▶ **What you should do**
Copy each line that holds "исследований".

Records contained in a dataset:

▶

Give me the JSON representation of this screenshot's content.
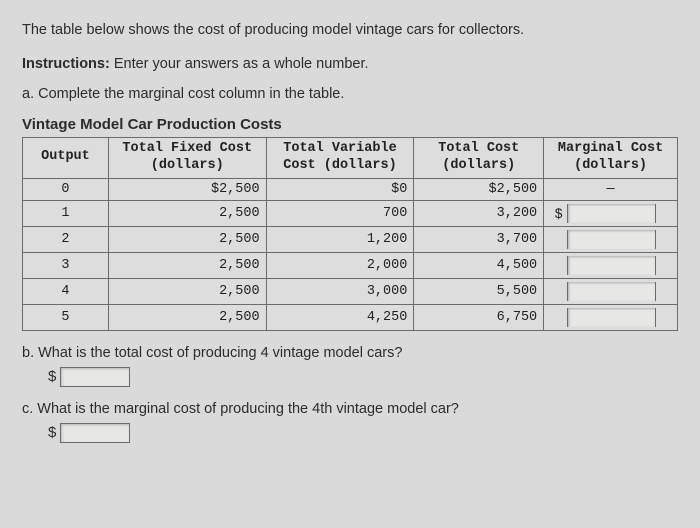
{
  "intro": "The table below shows the cost of producing model vintage cars for collectors.",
  "instructions_label": "Instructions:",
  "instructions_text": " Enter your answers as a whole number.",
  "part_a": "a. Complete the marginal cost column in the table.",
  "table_title": "Vintage Model Car Production Costs",
  "headers": {
    "output": "Output",
    "tfc": "Total Fixed Cost (dollars)",
    "tvc": "Total Variable Cost (dollars)",
    "tc": "Total Cost (dollars)",
    "mc": "Marginal Cost (dollars)"
  },
  "rows": [
    {
      "output": "0",
      "tfc": "$2,500",
      "tvc": "$0",
      "tc": "$2,500",
      "mc_dash": "—"
    },
    {
      "output": "1",
      "tfc": "2,500",
      "tvc": "700",
      "tc": "3,200",
      "mc_dollar": "$"
    },
    {
      "output": "2",
      "tfc": "2,500",
      "tvc": "1,200",
      "tc": "3,700"
    },
    {
      "output": "3",
      "tfc": "2,500",
      "tvc": "2,000",
      "tc": "4,500"
    },
    {
      "output": "4",
      "tfc": "2,500",
      "tvc": "3,000",
      "tc": "5,500"
    },
    {
      "output": "5",
      "tfc": "2,500",
      "tvc": "4,250",
      "tc": "6,750"
    }
  ],
  "part_b": "b. What is the total cost of producing 4 vintage model cars?",
  "part_c": "c. What is the marginal cost of producing the 4th vintage model car?",
  "dollar": "$"
}
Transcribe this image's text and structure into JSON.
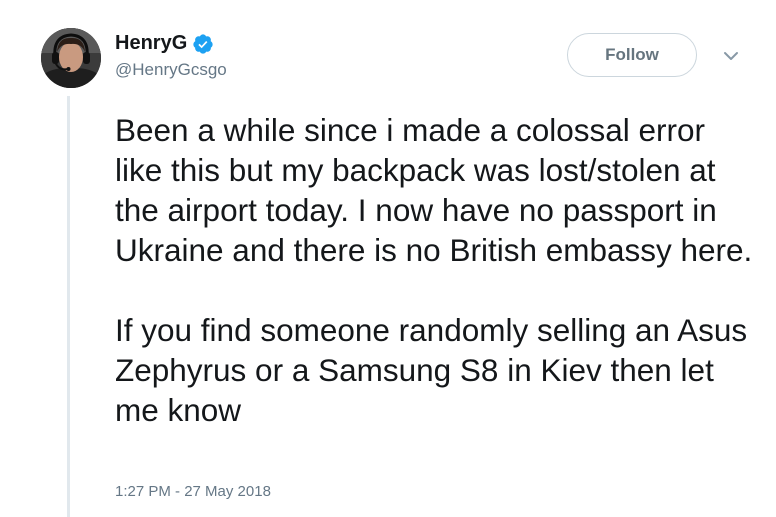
{
  "tweet": {
    "author": {
      "display_name": "HenryG",
      "handle": "@HenryGcsgo",
      "verified": true,
      "avatar_icon": "profile-photo"
    },
    "follow_label": "Follow",
    "menu_icon": "chevron-down-icon",
    "paragraphs": [
      "Been a while since i made a colossal error like this but my backpack was lost/stolen at the airport today. I now have no passport in Ukraine and there is no British embassy here.",
      "If you find someone randomly selling an Asus Zephyrus or a Samsung S8 in Kiev then let me know"
    ],
    "timestamp": "1:27 PM - 27 May 2018"
  },
  "colors": {
    "verified_blue": "#1da1f2",
    "text_primary": "#14171a",
    "text_secondary": "#657786",
    "border": "#ccd6dd",
    "thread_line": "#e1e8ed"
  }
}
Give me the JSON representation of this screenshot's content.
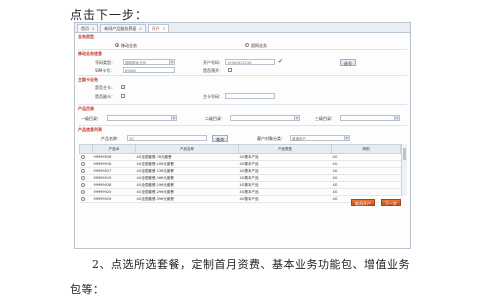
{
  "doc": {
    "intro": "点击下一步：",
    "step2": "2、点选所选套餐，定制首月资费、基本业务功能包、增值业务",
    "step2_cont": "包等："
  },
  "ui": {
    "tabs": [
      {
        "label": "首页",
        "close": "x"
      },
      {
        "label": "新网产品服务界面",
        "close": "x"
      },
      {
        "label": "开户",
        "close": "x"
      }
    ],
    "business_type": {
      "title": "业务类型",
      "option_mobile": "移动业务",
      "option_fixed": "固网业务"
    },
    "mobile_info": {
      "title": "移动业务信息",
      "number_type_label": "号码类型：",
      "number_type_value": "固网移动业务",
      "sim_label": "SIM卡号：",
      "sim_value": "89860",
      "user_number_label": "开户号码：",
      "user_number_value": "15962622238",
      "check_icon": "✔",
      "select_button": "选号",
      "pre_card_label": "是否预开："
    },
    "extra": {
      "title": "主副卡业务",
      "is_main_label": "是否主卡：",
      "is_sub_label": "是否副卡：",
      "main_number_label": "主卡号码："
    },
    "product_tree": {
      "title": "产品目录",
      "level1_label": "一级目录：",
      "level2_label": "二级目录：",
      "level3_label": "三级目录："
    },
    "product_list": {
      "title": "产品信息列表",
      "product_name_label": "产品名称：",
      "product_name_value": "3G",
      "query_button": "查询",
      "user_category_label": "客户对象分类：",
      "user_category_value": "普通用户",
      "columns": [
        "",
        "产品ID",
        "产品名称",
        "产品类型",
        "网别"
      ],
      "rows": [
        {
          "id": "99999926",
          "name": "4G全国套餐-76元套餐",
          "type": "4G基本产品",
          "net": "4G"
        },
        {
          "id": "99999918",
          "name": "4G全国套餐-106元套餐",
          "type": "4G基本产品",
          "net": "4G"
        },
        {
          "id": "99999927",
          "name": "4G全国套餐-136元套餐",
          "type": "4G基本产品",
          "net": "4G"
        },
        {
          "id": "99999919",
          "name": "4G全国套餐-166元套餐",
          "type": "4G基本产品",
          "net": "4G"
        },
        {
          "id": "99999928",
          "name": "4G全国套餐-196元套餐",
          "type": "4G基本产品",
          "net": "4G"
        },
        {
          "id": "99999920",
          "name": "4G全国套餐-296元套餐",
          "type": "4G基本产品",
          "net": "4G"
        },
        {
          "id": "99999929",
          "name": "4G全国套餐-396元套餐",
          "type": "4G基本产品",
          "net": "4G"
        }
      ]
    },
    "footer": {
      "prev_button": "取消开户",
      "next_button": "下一步"
    }
  }
}
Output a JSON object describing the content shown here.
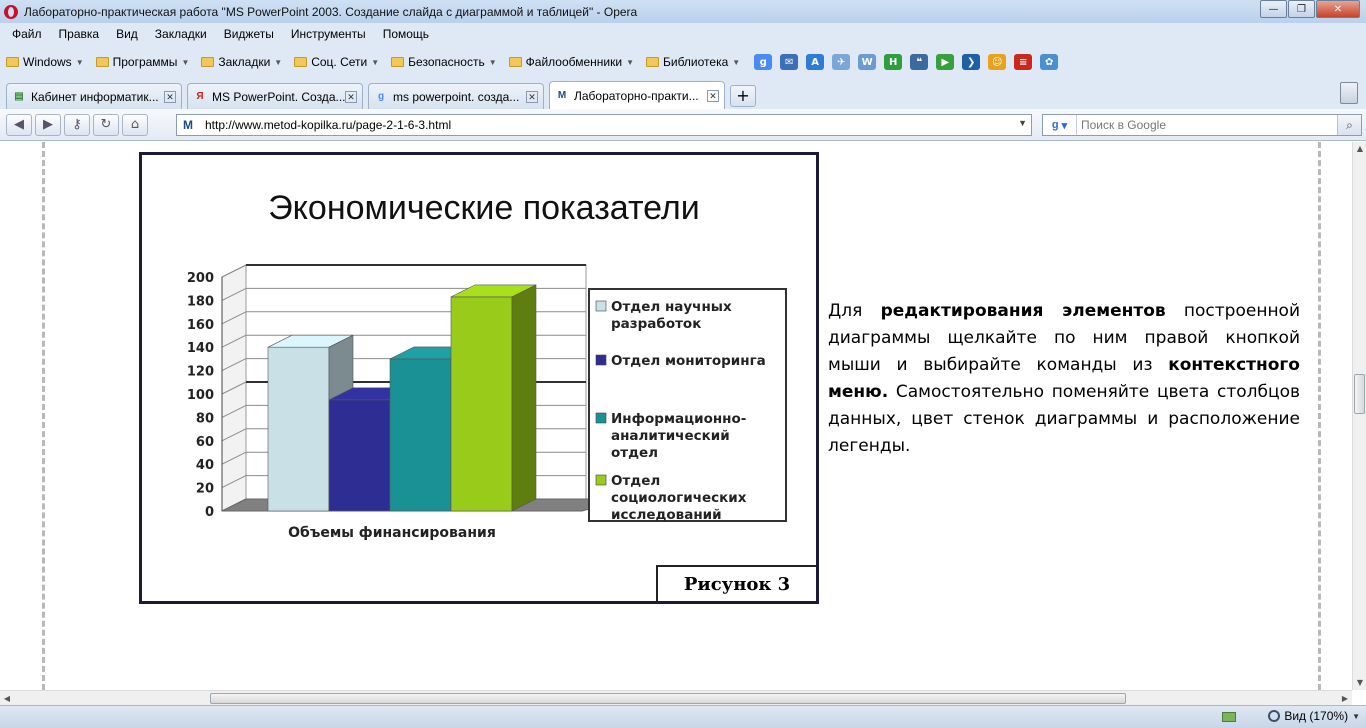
{
  "window": {
    "title": "Лабораторно-практическая работа \"MS PowerPoint 2003. Создание слайда с диаграммой и таблицей\" - Opera",
    "controls": {
      "minimize": "—",
      "restore": "❐",
      "close": "✕"
    }
  },
  "menu": [
    "Файл",
    "Правка",
    "Вид",
    "Закладки",
    "Виджеты",
    "Инструменты",
    "Помощь"
  ],
  "bookmarks": {
    "folders": [
      "Windows",
      "Программы",
      "Закладки",
      "Соц. Сети",
      "Безопасность",
      "Файлообменники",
      "Библиотека"
    ],
    "quick_icons": [
      {
        "icon": "google-icon",
        "glyph": "g",
        "color": "#4a8af4"
      },
      {
        "icon": "mail-icon",
        "glyph": "✉",
        "color": "#3c6fb7"
      },
      {
        "icon": "translate-icon",
        "glyph": "A",
        "color": "#2f7bd6"
      },
      {
        "icon": "bird-icon",
        "glyph": "✈",
        "color": "#7aa7d8"
      },
      {
        "icon": "wikipedia-icon",
        "glyph": "W",
        "color": "#6b9bd2"
      },
      {
        "icon": "h-icon",
        "glyph": "H",
        "color": "#2e9e3e"
      },
      {
        "icon": "quote-icon",
        "glyph": "❝",
        "color": "#3d6a9e"
      },
      {
        "icon": "play-icon",
        "glyph": "▶",
        "color": "#35a03c"
      },
      {
        "icon": "forward-icon",
        "glyph": "❯",
        "color": "#1f5fa8"
      },
      {
        "icon": "smiley-icon",
        "glyph": "☺",
        "color": "#e8a21d"
      },
      {
        "icon": "flag-icon",
        "glyph": "≡",
        "color": "#c8281e"
      },
      {
        "icon": "flower-icon",
        "glyph": "✿",
        "color": "#4a90d0"
      }
    ]
  },
  "tabs": [
    {
      "favicon": "page-icon",
      "glyph": "▤",
      "color": "#3b8a3b",
      "label": "Кабинет информатик...",
      "active": false
    },
    {
      "favicon": "yandex-icon",
      "glyph": "Я",
      "color": "#d82020",
      "label": "MS PowerPoint. Созда...",
      "active": false
    },
    {
      "favicon": "google-icon",
      "glyph": "g",
      "color": "#4a8af4",
      "label": "ms powerpoint. созда...",
      "active": false
    },
    {
      "favicon": "metod-kopilka-icon",
      "glyph": "M",
      "color": "#1d4a8a",
      "label": "Лабораторно-практи...",
      "active": true
    }
  ],
  "nav": {
    "back": "◀",
    "forward": "▶",
    "key": "⚷",
    "reload": "↻",
    "home": "⌂",
    "address_favicon": "M",
    "url": "http://www.metod-kopilka.ru/page-2-1-6-3.html",
    "search_engine": "g",
    "search_placeholder": "Поиск в Google",
    "search_go": "⌕"
  },
  "page": {
    "paragraph_parts": [
      {
        "text": "Для ",
        "bold": false
      },
      {
        "text": "редактирования элементов",
        "bold": true
      },
      {
        "text": " построенной диаграммы щелкайте по ним правой кнопкой мыши и выбирайте команды из ",
        "bold": false
      },
      {
        "text": "контекстного меню.",
        "bold": true
      },
      {
        "text": " Самостоятельно поменяйте цвета столбцов данных, цвет стенок диаграммы и расположение легенды.",
        "bold": false
      }
    ],
    "figure_caption": "Рисунок 3"
  },
  "chart_data": {
    "type": "bar",
    "title": "Экономические показатели",
    "categories": [
      "Объемы финансирования"
    ],
    "series": [
      {
        "name": "Отдел научных разработок",
        "values": [
          140
        ],
        "color": "#c8e0e6"
      },
      {
        "name": "Отдел мониторинга",
        "values": [
          95
        ],
        "color": "#2e2d94"
      },
      {
        "name": "Информационно-аналитический отдел",
        "values": [
          130
        ],
        "color": "#1a9295"
      },
      {
        "name": "Отдел социологических исследований",
        "values": [
          183
        ],
        "color": "#99cc1a"
      }
    ],
    "legend_lines": [
      [
        "Отдел научных",
        "разработок"
      ],
      [
        "Отдел мониторинга"
      ],
      [
        "Информационно-",
        "аналитический",
        "отдел"
      ],
      [
        "Отдел",
        "социологических",
        "исследований"
      ]
    ],
    "ylim": [
      0,
      200
    ],
    "yticks": [
      "0",
      "20",
      "40",
      "60",
      "80",
      "100",
      "120",
      "140",
      "160",
      "180",
      "200"
    ],
    "xlabel": "Объемы финансирования",
    "ylabel": "",
    "grid": true,
    "legend_position": "right",
    "style": "3d"
  },
  "status": {
    "zoom_label": "Вид (170%)"
  }
}
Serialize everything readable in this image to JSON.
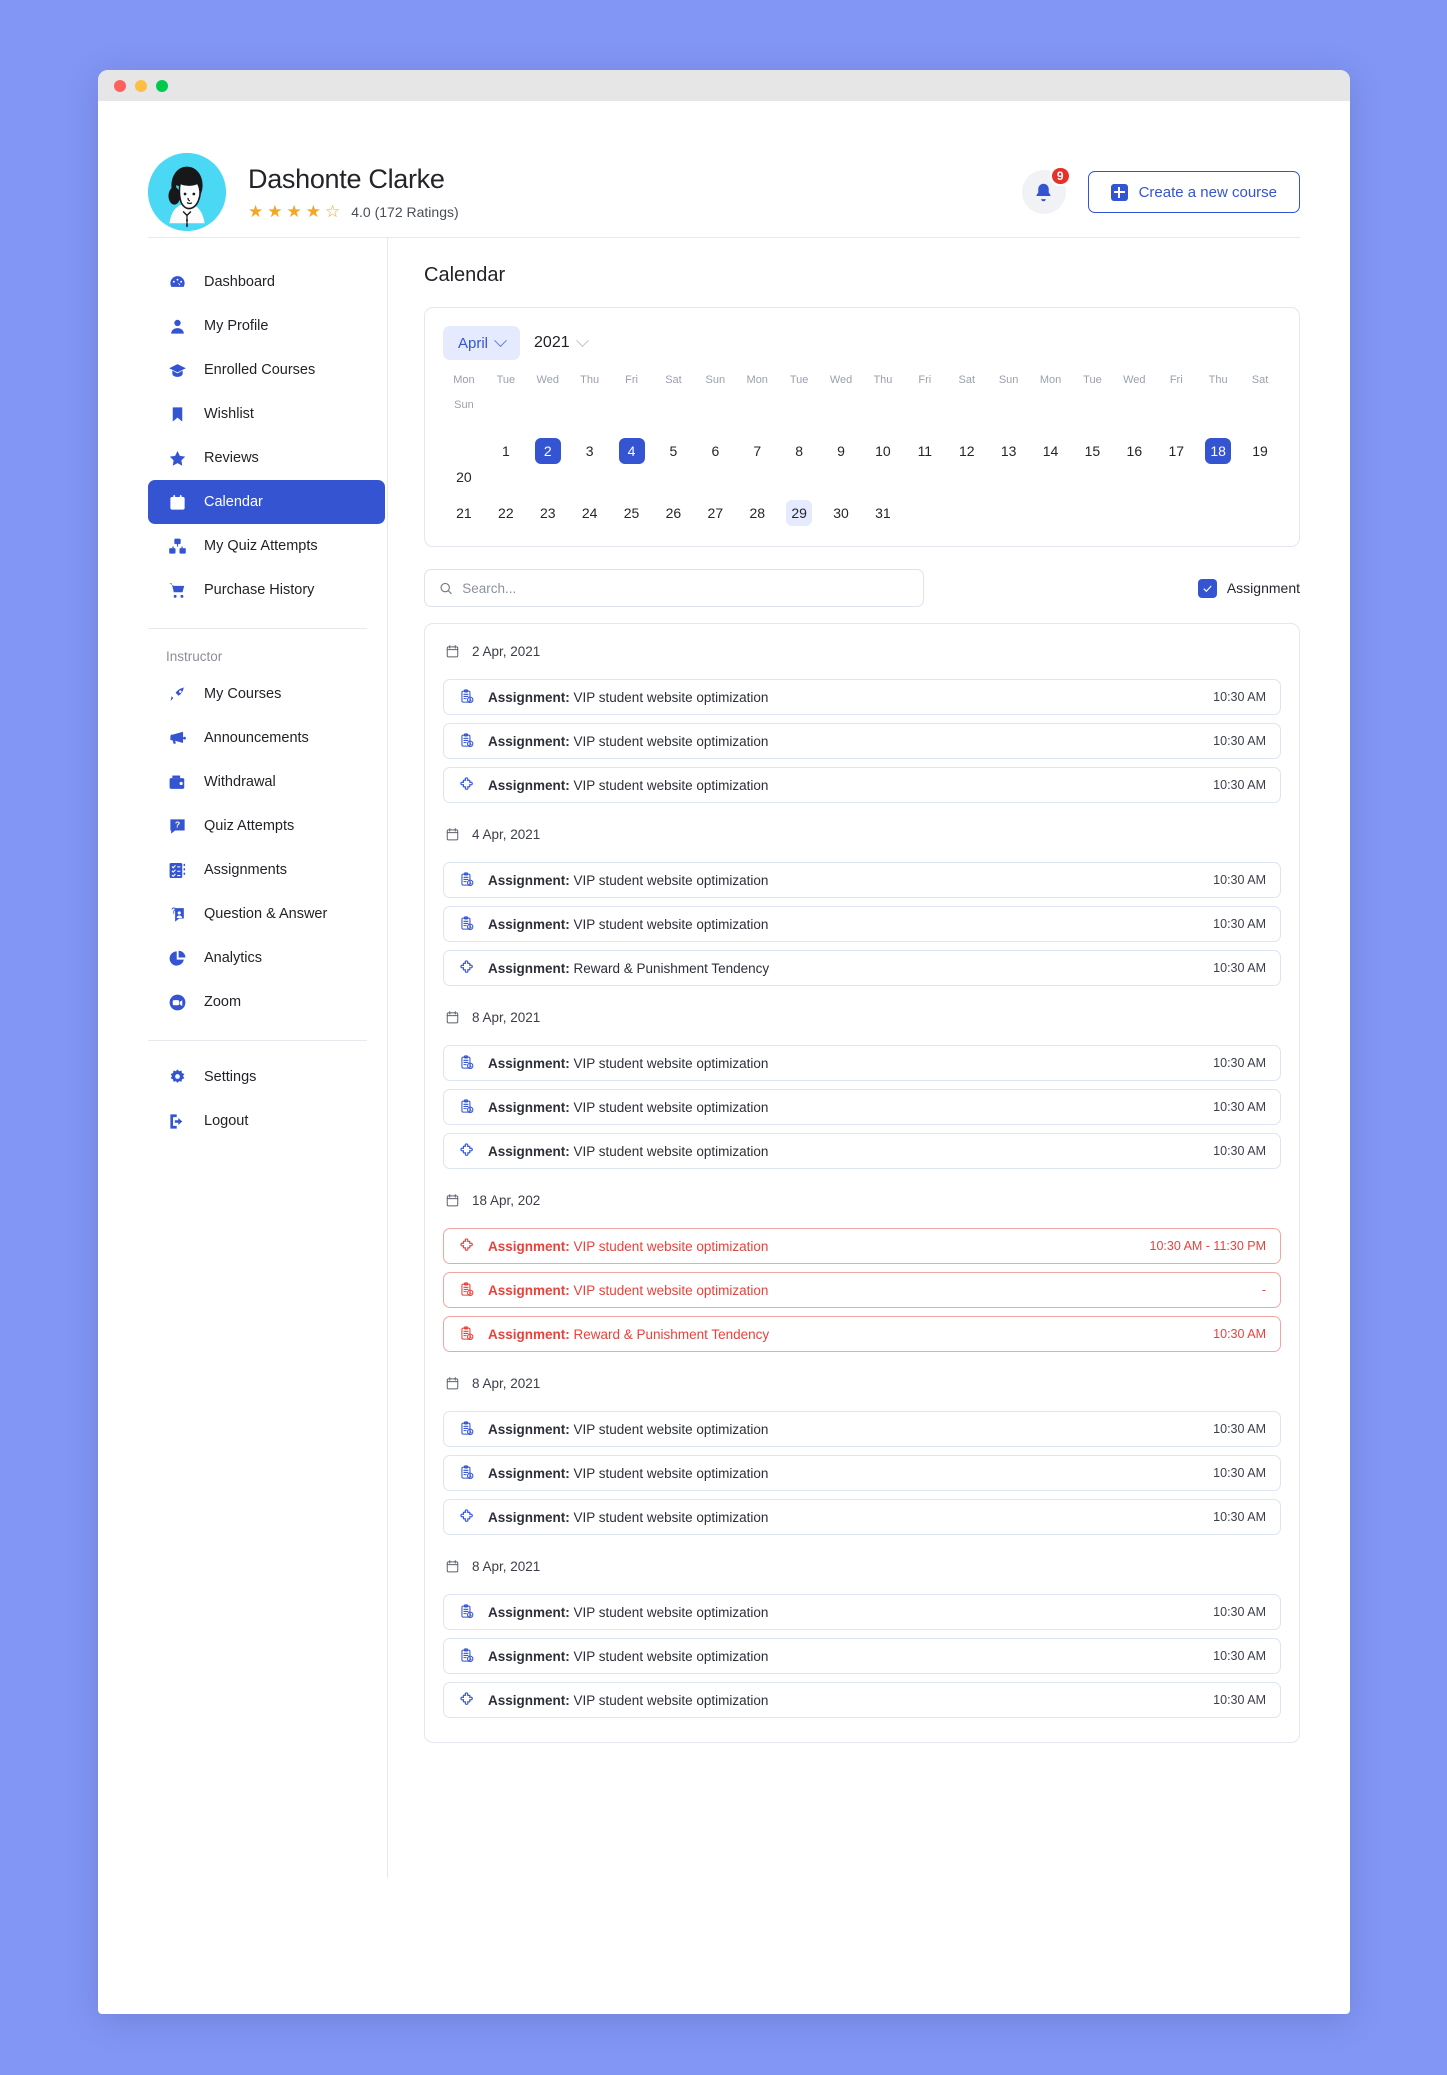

◀

▶ **Response for this exercise**
        "name": "Отдел социологических исследований",
        "исследований"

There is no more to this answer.